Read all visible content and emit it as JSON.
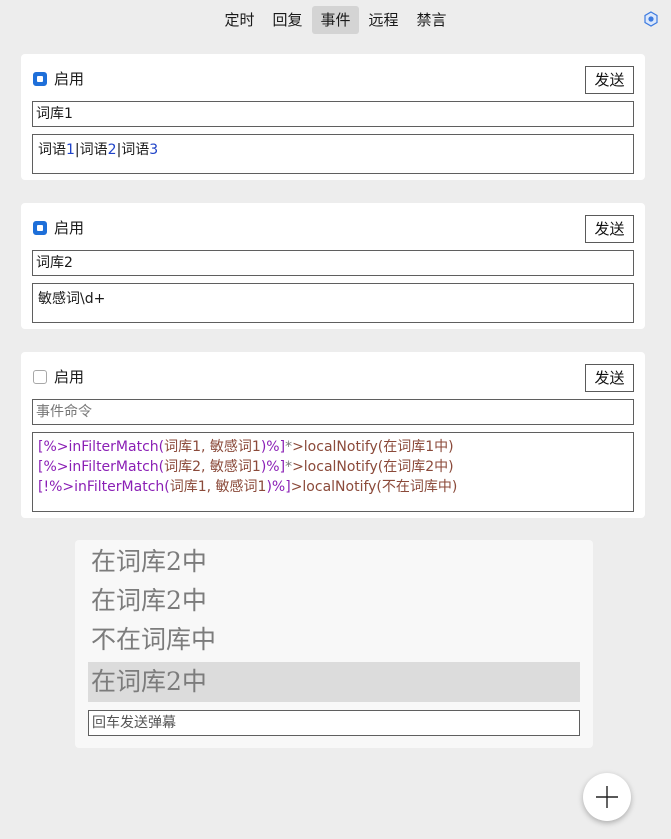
{
  "nav": {
    "tabs": [
      {
        "label": "定时"
      },
      {
        "label": "回复"
      },
      {
        "label": "事件",
        "active": true
      },
      {
        "label": "远程"
      },
      {
        "label": "禁言"
      }
    ]
  },
  "colors": {
    "accent": "#1e6fd9",
    "script_purple": "#8a1fb5",
    "script_brown": "#8b4a3a",
    "number_blue": "#1f43c8"
  },
  "cards": [
    {
      "enabled": true,
      "enable_label": "启用",
      "send_label": "发送",
      "name_value": "词库1",
      "content": {
        "seg1": "词语",
        "num1": "1",
        "seg2": "|词语",
        "num2": "2",
        "seg3": "|词语",
        "num3": "3"
      }
    },
    {
      "enabled": true,
      "enable_label": "启用",
      "send_label": "发送",
      "name_value": "词库2",
      "content_text": "敏感词\\d+"
    },
    {
      "enabled": false,
      "enable_label": "启用",
      "send_label": "发送",
      "name_placeholder": "事件命令",
      "script_lines": [
        {
          "a": "[%>inFilterMatch(",
          "b": "词库1, 敏感词1",
          "c": ")%]",
          "d": "*",
          "e": ">localNotify(在词库1中)"
        },
        {
          "a": "[%>inFilterMatch(",
          "b": "词库2, 敏感词1",
          "c": ")%]",
          "d": "*",
          "e": ">localNotify(在词库2中)"
        },
        {
          "a": "[!%>inFilterMatch(",
          "b": "词库1, 敏感词1",
          "c": ")%]",
          "d": "",
          "e": ">localNotify(不在词库中)"
        }
      ]
    }
  ],
  "danmaku": {
    "lines": [
      {
        "text": "在词库2中"
      },
      {
        "text": "在词库2中"
      },
      {
        "text": "不在词库中"
      },
      {
        "text": "在词库2中",
        "highlighted": true
      }
    ],
    "input_placeholder": "回车发送弹幕"
  },
  "fab": {
    "icon": "plus-icon"
  }
}
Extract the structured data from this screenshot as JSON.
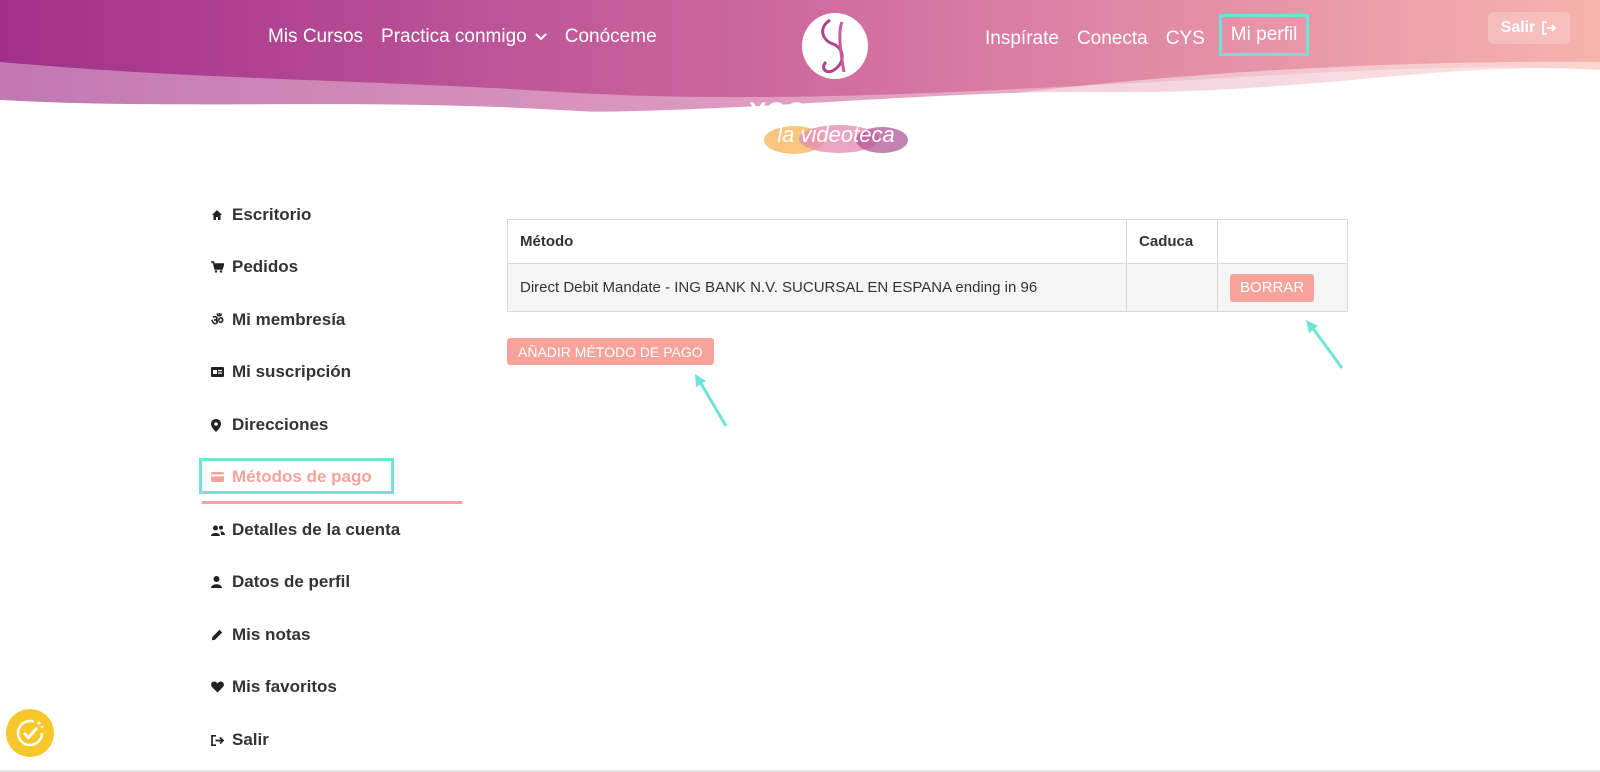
{
  "header": {
    "nav_left": [
      {
        "label": "Mis Cursos"
      },
      {
        "label": "Practica conmigo",
        "has_dropdown": true
      },
      {
        "label": "Conóceme"
      }
    ],
    "nav_right": [
      {
        "label": "Inspírate"
      },
      {
        "label": "Conecta"
      },
      {
        "label": "CYS"
      },
      {
        "label": "Mi perfil",
        "highlighted": true
      }
    ],
    "logout_label": "Salir",
    "logo": {
      "title": "YOGA·SALUD",
      "subtitle": "la videoteca"
    }
  },
  "sidebar": {
    "items": [
      {
        "label": "Escritorio",
        "icon": "home-icon"
      },
      {
        "label": "Pedidos",
        "icon": "cart-icon"
      },
      {
        "label": "Mi membresía",
        "icon": "om-icon"
      },
      {
        "label": "Mi suscripción",
        "icon": "id-card-icon"
      },
      {
        "label": "Direcciones",
        "icon": "map-pin-icon"
      },
      {
        "label": "Métodos de pago",
        "icon": "credit-card-icon",
        "active": true
      },
      {
        "label": "Detalles de la cuenta",
        "icon": "users-icon"
      },
      {
        "label": "Datos de perfil",
        "icon": "user-icon"
      },
      {
        "label": "Mis notas",
        "icon": "pencil-icon"
      },
      {
        "label": "Mis favoritos",
        "icon": "heart-icon"
      },
      {
        "label": "Salir",
        "icon": "sign-out-icon"
      }
    ]
  },
  "payment_methods": {
    "columns": [
      "Método",
      "Caduca",
      ""
    ],
    "rows": [
      {
        "method": "Direct Debit Mandate - ING BANK N.V. SUCURSAL EN ESPANA ending in 96",
        "expires": "",
        "action": "BORRAR"
      }
    ],
    "add_button": "AÑADIR MÉTODO DE PAGO"
  },
  "colors": {
    "accent_salmon": "#f7a39b",
    "highlight_teal": "#6fe3d8",
    "header_gradient_start": "#a0308a",
    "header_gradient_end": "#f7b3ad",
    "badge_yellow": "#f7c72b"
  }
}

***

The request
Retype all entries exactly as they appear, dropping the images.

Expected answer
Read all visible content and emit it as JSON.
{
  "nav": {
    "tabs": [
      {
        "label": "定时"
      },
      {
        "label": "回复"
      },
      {
        "label": "事件",
        "active": true
      },
      {
        "label": "远程"
      },
      {
        "label": "禁言"
      }
    ]
  },
  "colors": {
    "accent": "#1e6fd9",
    "script_purple": "#8a1fb5",
    "script_brown": "#8b4a3a",
    "number_blue": "#1f43c8"
  },
  "cards": [
    {
      "enabled": true,
      "enable_label": "启用",
      "send_label": "发送",
      "name_value": "词库1",
      "content": {
        "seg1": "词语",
        "num1": "1",
        "seg2": "|词语",
        "num2": "2",
        "seg3": "|词语",
        "num3": "3"
      }
    },
    {
      "enabled": true,
      "enable_label": "启用",
      "send_label": "发送",
      "name_value": "词库2",
      "content_text": "敏感词\\d+"
    },
    {
      "enabled": false,
      "enable_label": "启用",
      "send_label": "发送",
      "name_placeholder": "事件命令",
      "script_lines": [
        {
          "a": "[%>inFilterMatch(",
          "b": "词库1, 敏感词1",
          "c": ")%]",
          "d": "*",
          "e": ">localNotify(在词库1中)"
        },
        {
          "a": "[%>inFilterMatch(",
          "b": "词库2, 敏感词1",
          "c": ")%]",
          "d": "*",
          "e": ">localNotify(在词库2中)"
        },
        {
          "a": "[!%>inFilterMatch(",
          "b": "词库1, 敏感词1",
          "c": ")%]",
          "d": "",
          "e": ">localNotify(不在词库中)"
        }
      ]
    }
  ],
  "danmaku": {
    "lines": [
      {
        "text": "在词库2中"
      },
      {
        "text": "在词库2中"
      },
      {
        "text": "不在词库中"
      },
      {
        "text": "在词库2中",
        "highlighted": true
      }
    ],
    "input_placeholder": "回车发送弹幕"
  },
  "fab": {
    "icon": "plus-icon"
  }
}
Extract the structured data from this screenshot as JSON.
{
  "header": {
    "nav_left": [
      {
        "label": "Mis Cursos"
      },
      {
        "label": "Practica conmigo",
        "has_dropdown": true
      },
      {
        "label": "Conóceme"
      }
    ],
    "nav_right": [
      {
        "label": "Inspírate"
      },
      {
        "label": "Conecta"
      },
      {
        "label": "CYS"
      },
      {
        "label": "Mi perfil",
        "highlighted": true
      }
    ],
    "logout_label": "Salir",
    "logo": {
      "title": "YOGA·SALUD",
      "subtitle": "la videoteca"
    }
  },
  "sidebar": {
    "items": [
      {
        "label": "Escritorio",
        "icon": "home-icon"
      },
      {
        "label": "Pedidos",
        "icon": "cart-icon"
      },
      {
        "label": "Mi membresía",
        "icon": "om-icon"
      },
      {
        "label": "Mi suscripción",
        "icon": "id-card-icon"
      },
      {
        "label": "Direcciones",
        "icon": "map-pin-icon"
      },
      {
        "label": "Métodos de pago",
        "icon": "credit-card-icon",
        "active": true
      },
      {
        "label": "Detalles de la cuenta",
        "icon": "users-icon"
      },
      {
        "label": "Datos de perfil",
        "icon": "user-icon"
      },
      {
        "label": "Mis notas",
        "icon": "pencil-icon"
      },
      {
        "label": "Mis favoritos",
        "icon": "heart-icon"
      },
      {
        "label": "Salir",
        "icon": "sign-out-icon"
      }
    ]
  },
  "payment_methods": {
    "columns": [
      "Método",
      "Caduca",
      ""
    ],
    "rows": [
      {
        "method": "Direct Debit Mandate - ING BANK N.V. SUCURSAL EN ESPANA ending in 96",
        "expires": "",
        "action": "BORRAR"
      }
    ],
    "add_button": "AÑADIR MÉTODO DE PAGO"
  },
  "colors": {
    "accent_salmon": "#f7a39b",
    "highlight_teal": "#6fe3d8",
    "header_gradient_start": "#a0308a",
    "header_gradient_end": "#f7b3ad",
    "badge_yellow": "#f7c72b"
  }
}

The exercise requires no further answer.